## [Supplied entries]
Begin
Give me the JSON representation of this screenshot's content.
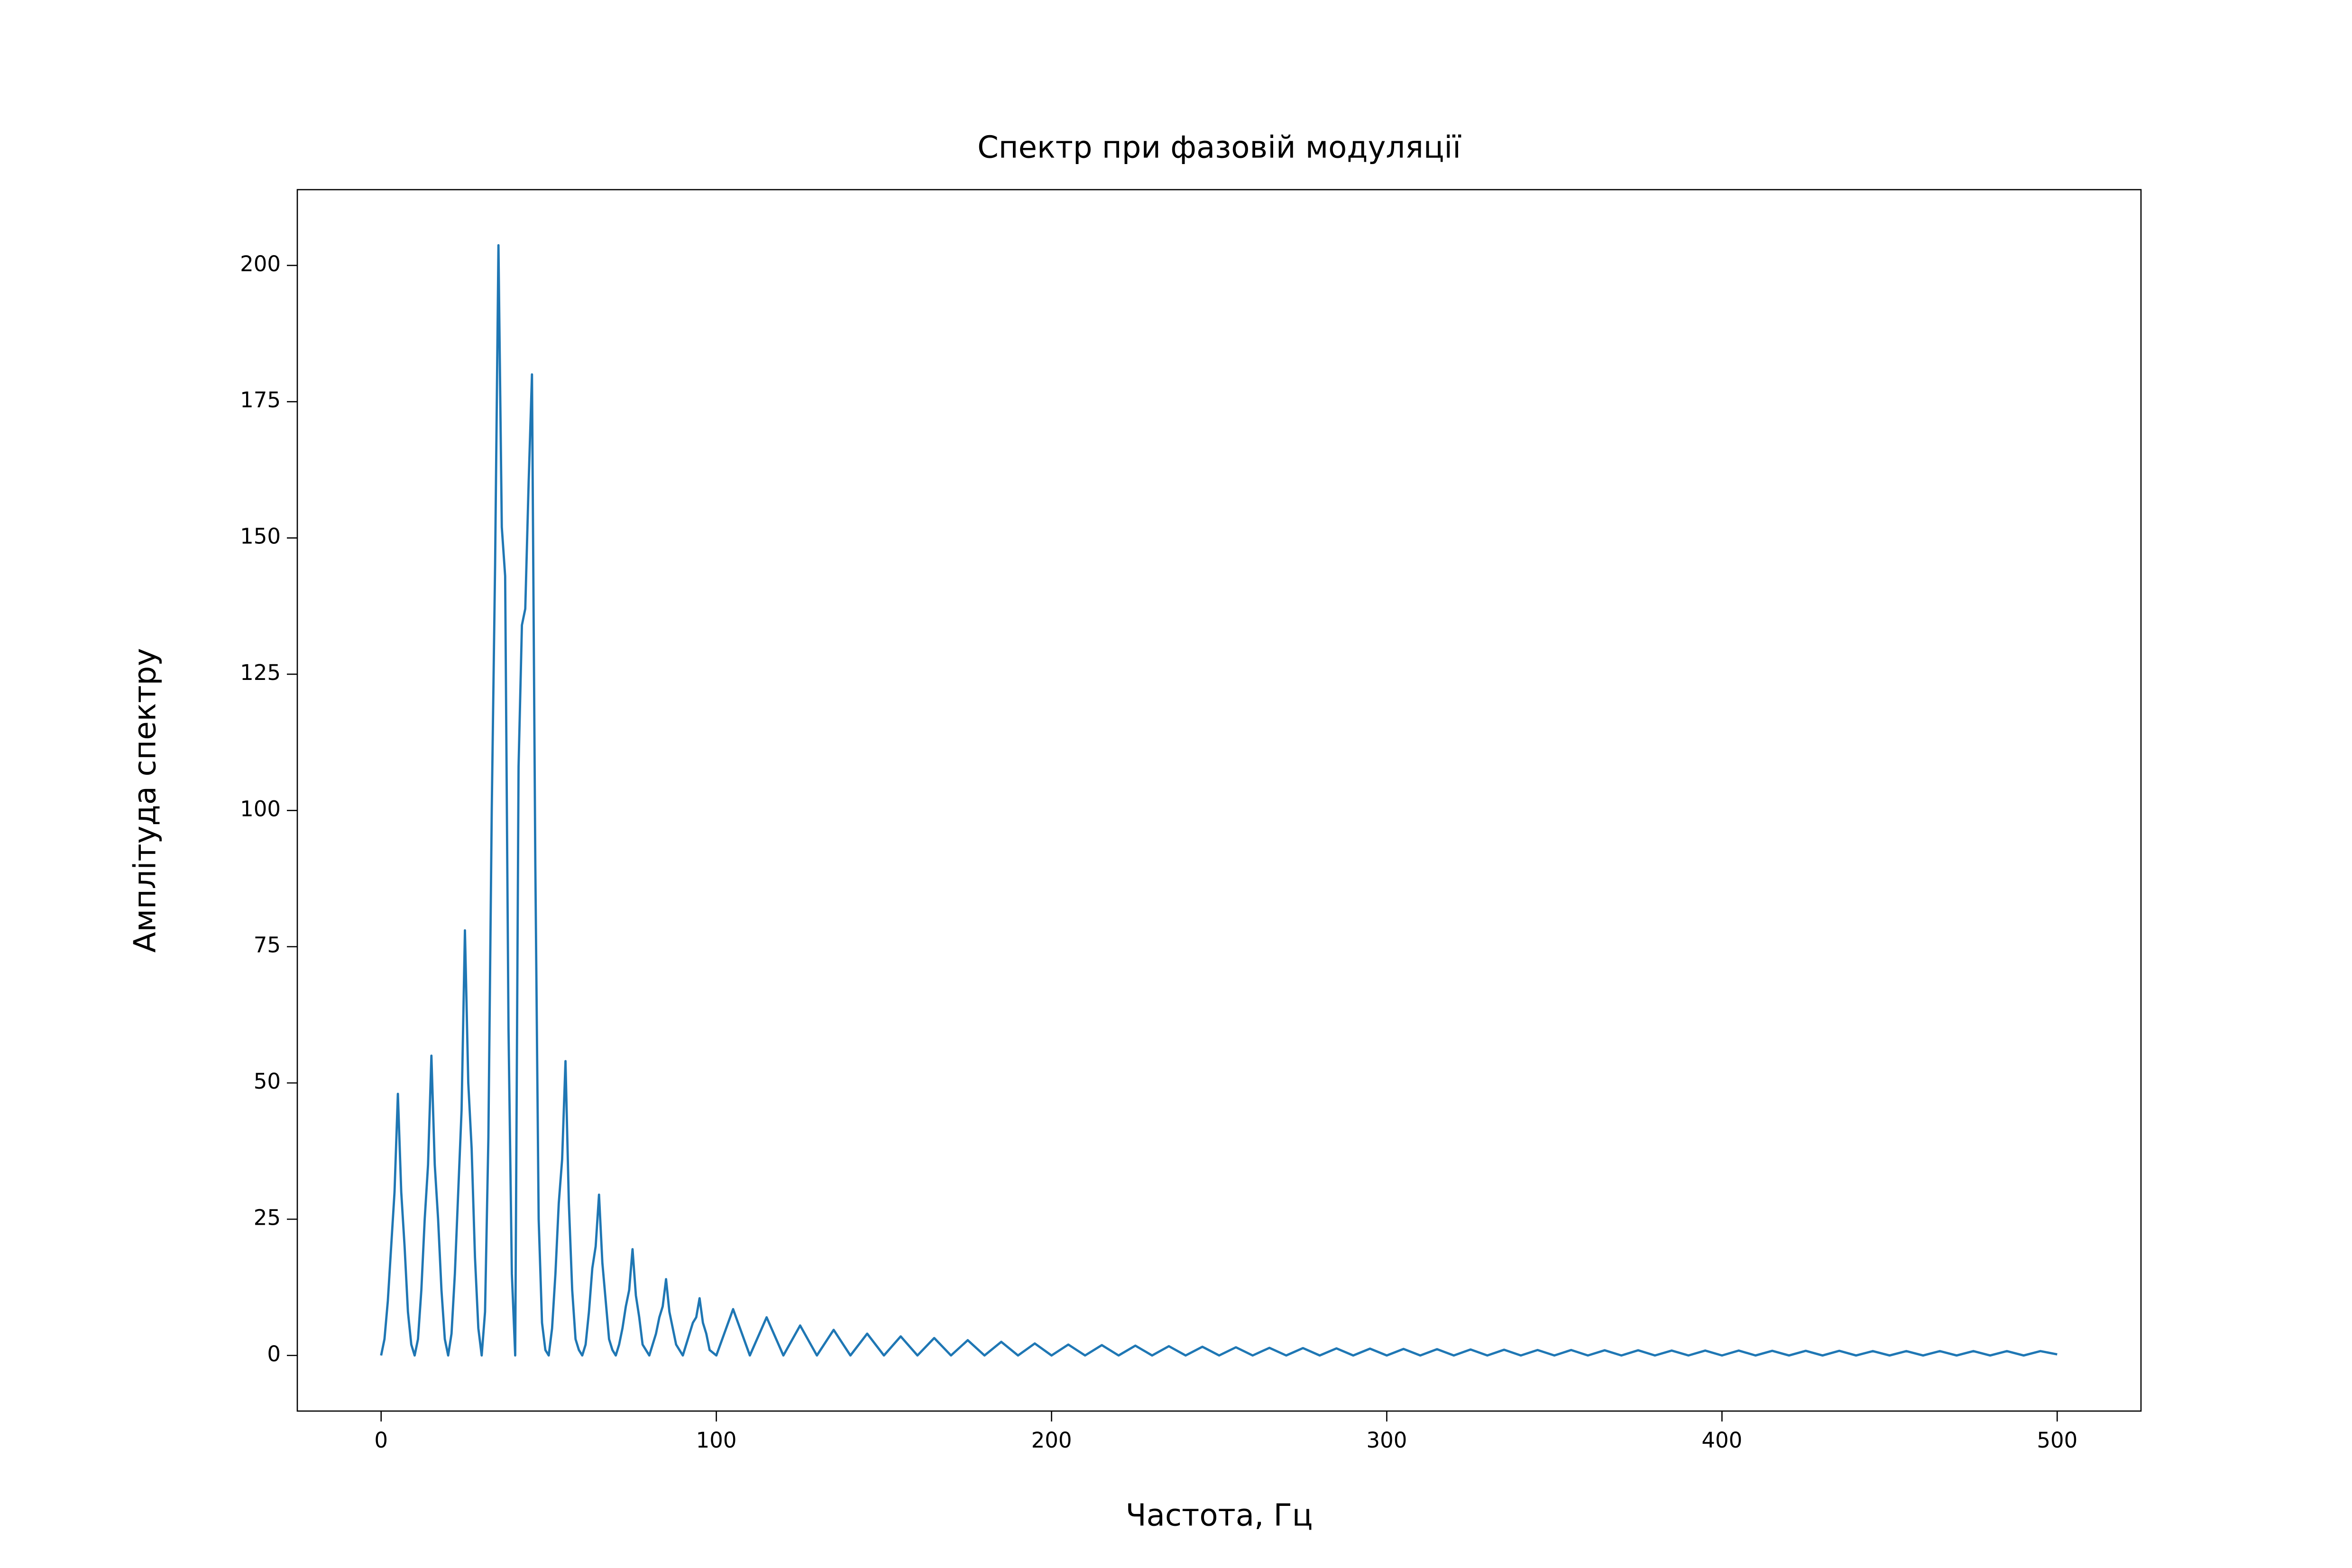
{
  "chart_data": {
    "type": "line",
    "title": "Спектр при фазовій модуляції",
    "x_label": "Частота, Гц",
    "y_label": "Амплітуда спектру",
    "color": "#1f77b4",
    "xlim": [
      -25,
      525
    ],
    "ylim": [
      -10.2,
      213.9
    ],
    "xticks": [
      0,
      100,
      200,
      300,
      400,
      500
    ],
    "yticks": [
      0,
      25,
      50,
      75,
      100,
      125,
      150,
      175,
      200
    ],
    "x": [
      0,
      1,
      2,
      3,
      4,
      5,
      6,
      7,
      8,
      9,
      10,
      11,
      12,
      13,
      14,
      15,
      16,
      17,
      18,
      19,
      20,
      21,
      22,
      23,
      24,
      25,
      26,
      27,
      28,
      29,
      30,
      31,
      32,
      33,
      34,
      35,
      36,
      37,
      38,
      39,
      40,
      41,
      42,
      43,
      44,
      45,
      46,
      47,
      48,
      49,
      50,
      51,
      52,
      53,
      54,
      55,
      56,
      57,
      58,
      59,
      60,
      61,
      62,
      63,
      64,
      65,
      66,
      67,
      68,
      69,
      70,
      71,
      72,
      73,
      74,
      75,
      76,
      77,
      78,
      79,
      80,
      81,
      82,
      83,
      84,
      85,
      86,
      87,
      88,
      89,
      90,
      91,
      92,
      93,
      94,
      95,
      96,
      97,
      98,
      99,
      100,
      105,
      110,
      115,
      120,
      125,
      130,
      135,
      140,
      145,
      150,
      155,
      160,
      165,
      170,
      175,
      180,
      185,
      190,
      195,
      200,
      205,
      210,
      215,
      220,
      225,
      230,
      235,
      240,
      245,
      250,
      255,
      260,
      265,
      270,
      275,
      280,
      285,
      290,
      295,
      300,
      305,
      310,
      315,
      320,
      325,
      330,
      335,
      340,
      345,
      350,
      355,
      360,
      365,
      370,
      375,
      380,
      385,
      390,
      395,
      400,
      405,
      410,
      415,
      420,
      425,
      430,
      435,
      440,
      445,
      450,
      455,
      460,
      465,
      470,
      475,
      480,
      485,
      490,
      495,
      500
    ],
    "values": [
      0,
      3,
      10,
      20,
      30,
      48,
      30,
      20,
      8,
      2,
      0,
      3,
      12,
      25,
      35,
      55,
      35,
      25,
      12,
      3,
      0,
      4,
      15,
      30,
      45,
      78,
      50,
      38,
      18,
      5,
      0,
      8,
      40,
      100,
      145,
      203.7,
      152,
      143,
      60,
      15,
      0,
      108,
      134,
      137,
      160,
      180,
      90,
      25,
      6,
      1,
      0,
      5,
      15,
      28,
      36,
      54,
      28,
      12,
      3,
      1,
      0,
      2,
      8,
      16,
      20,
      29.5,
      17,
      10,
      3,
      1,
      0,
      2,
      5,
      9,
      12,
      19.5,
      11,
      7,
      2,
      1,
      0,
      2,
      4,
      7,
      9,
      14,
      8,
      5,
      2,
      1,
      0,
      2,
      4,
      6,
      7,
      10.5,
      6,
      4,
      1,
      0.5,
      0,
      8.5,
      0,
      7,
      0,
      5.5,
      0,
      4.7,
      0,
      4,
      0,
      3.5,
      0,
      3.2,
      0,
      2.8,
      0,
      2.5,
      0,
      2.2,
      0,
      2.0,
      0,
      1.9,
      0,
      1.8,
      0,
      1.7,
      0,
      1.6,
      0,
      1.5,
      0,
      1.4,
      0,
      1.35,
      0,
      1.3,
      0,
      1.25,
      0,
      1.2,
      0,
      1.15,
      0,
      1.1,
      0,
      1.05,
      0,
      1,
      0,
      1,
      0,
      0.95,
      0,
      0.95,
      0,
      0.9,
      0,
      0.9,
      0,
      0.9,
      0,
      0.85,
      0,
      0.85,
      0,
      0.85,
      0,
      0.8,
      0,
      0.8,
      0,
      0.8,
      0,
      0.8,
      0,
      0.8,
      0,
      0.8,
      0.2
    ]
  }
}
End
Can you repeat every record above exactly, apart from the pictures?

## [Exercise answer]
Give me the JSON representation of this screenshot's content.
{
  "chart_data": {
    "type": "line",
    "title": "Спектр при фазовій модуляції",
    "x_label": "Частота, Гц",
    "y_label": "Амплітуда спектру",
    "color": "#1f77b4",
    "xlim": [
      -25,
      525
    ],
    "ylim": [
      -10.2,
      213.9
    ],
    "xticks": [
      0,
      100,
      200,
      300,
      400,
      500
    ],
    "yticks": [
      0,
      25,
      50,
      75,
      100,
      125,
      150,
      175,
      200
    ],
    "x": [
      0,
      1,
      2,
      3,
      4,
      5,
      6,
      7,
      8,
      9,
      10,
      11,
      12,
      13,
      14,
      15,
      16,
      17,
      18,
      19,
      20,
      21,
      22,
      23,
      24,
      25,
      26,
      27,
      28,
      29,
      30,
      31,
      32,
      33,
      34,
      35,
      36,
      37,
      38,
      39,
      40,
      41,
      42,
      43,
      44,
      45,
      46,
      47,
      48,
      49,
      50,
      51,
      52,
      53,
      54,
      55,
      56,
      57,
      58,
      59,
      60,
      61,
      62,
      63,
      64,
      65,
      66,
      67,
      68,
      69,
      70,
      71,
      72,
      73,
      74,
      75,
      76,
      77,
      78,
      79,
      80,
      81,
      82,
      83,
      84,
      85,
      86,
      87,
      88,
      89,
      90,
      91,
      92,
      93,
      94,
      95,
      96,
      97,
      98,
      99,
      100,
      105,
      110,
      115,
      120,
      125,
      130,
      135,
      140,
      145,
      150,
      155,
      160,
      165,
      170,
      175,
      180,
      185,
      190,
      195,
      200,
      205,
      210,
      215,
      220,
      225,
      230,
      235,
      240,
      245,
      250,
      255,
      260,
      265,
      270,
      275,
      280,
      285,
      290,
      295,
      300,
      305,
      310,
      315,
      320,
      325,
      330,
      335,
      340,
      345,
      350,
      355,
      360,
      365,
      370,
      375,
      380,
      385,
      390,
      395,
      400,
      405,
      410,
      415,
      420,
      425,
      430,
      435,
      440,
      445,
      450,
      455,
      460,
      465,
      470,
      475,
      480,
      485,
      490,
      495,
      500
    ],
    "values": [
      0,
      3,
      10,
      20,
      30,
      48,
      30,
      20,
      8,
      2,
      0,
      3,
      12,
      25,
      35,
      55,
      35,
      25,
      12,
      3,
      0,
      4,
      15,
      30,
      45,
      78,
      50,
      38,
      18,
      5,
      0,
      8,
      40,
      100,
      145,
      203.7,
      152,
      143,
      60,
      15,
      0,
      108,
      134,
      137,
      160,
      180,
      90,
      25,
      6,
      1,
      0,
      5,
      15,
      28,
      36,
      54,
      28,
      12,
      3,
      1,
      0,
      2,
      8,
      16,
      20,
      29.5,
      17,
      10,
      3,
      1,
      0,
      2,
      5,
      9,
      12,
      19.5,
      11,
      7,
      2,
      1,
      0,
      2,
      4,
      7,
      9,
      14,
      8,
      5,
      2,
      1,
      0,
      2,
      4,
      6,
      7,
      10.5,
      6,
      4,
      1,
      0.5,
      0,
      8.5,
      0,
      7,
      0,
      5.5,
      0,
      4.7,
      0,
      4,
      0,
      3.5,
      0,
      3.2,
      0,
      2.8,
      0,
      2.5,
      0,
      2.2,
      0,
      2.0,
      0,
      1.9,
      0,
      1.8,
      0,
      1.7,
      0,
      1.6,
      0,
      1.5,
      0,
      1.4,
      0,
      1.35,
      0,
      1.3,
      0,
      1.25,
      0,
      1.2,
      0,
      1.15,
      0,
      1.1,
      0,
      1.05,
      0,
      1,
      0,
      1,
      0,
      0.95,
      0,
      0.95,
      0,
      0.9,
      0,
      0.9,
      0,
      0.9,
      0,
      0.85,
      0,
      0.85,
      0,
      0.85,
      0,
      0.8,
      0,
      0.8,
      0,
      0.8,
      0,
      0.8,
      0,
      0.8,
      0,
      0.8,
      0.2
    ]
  }
}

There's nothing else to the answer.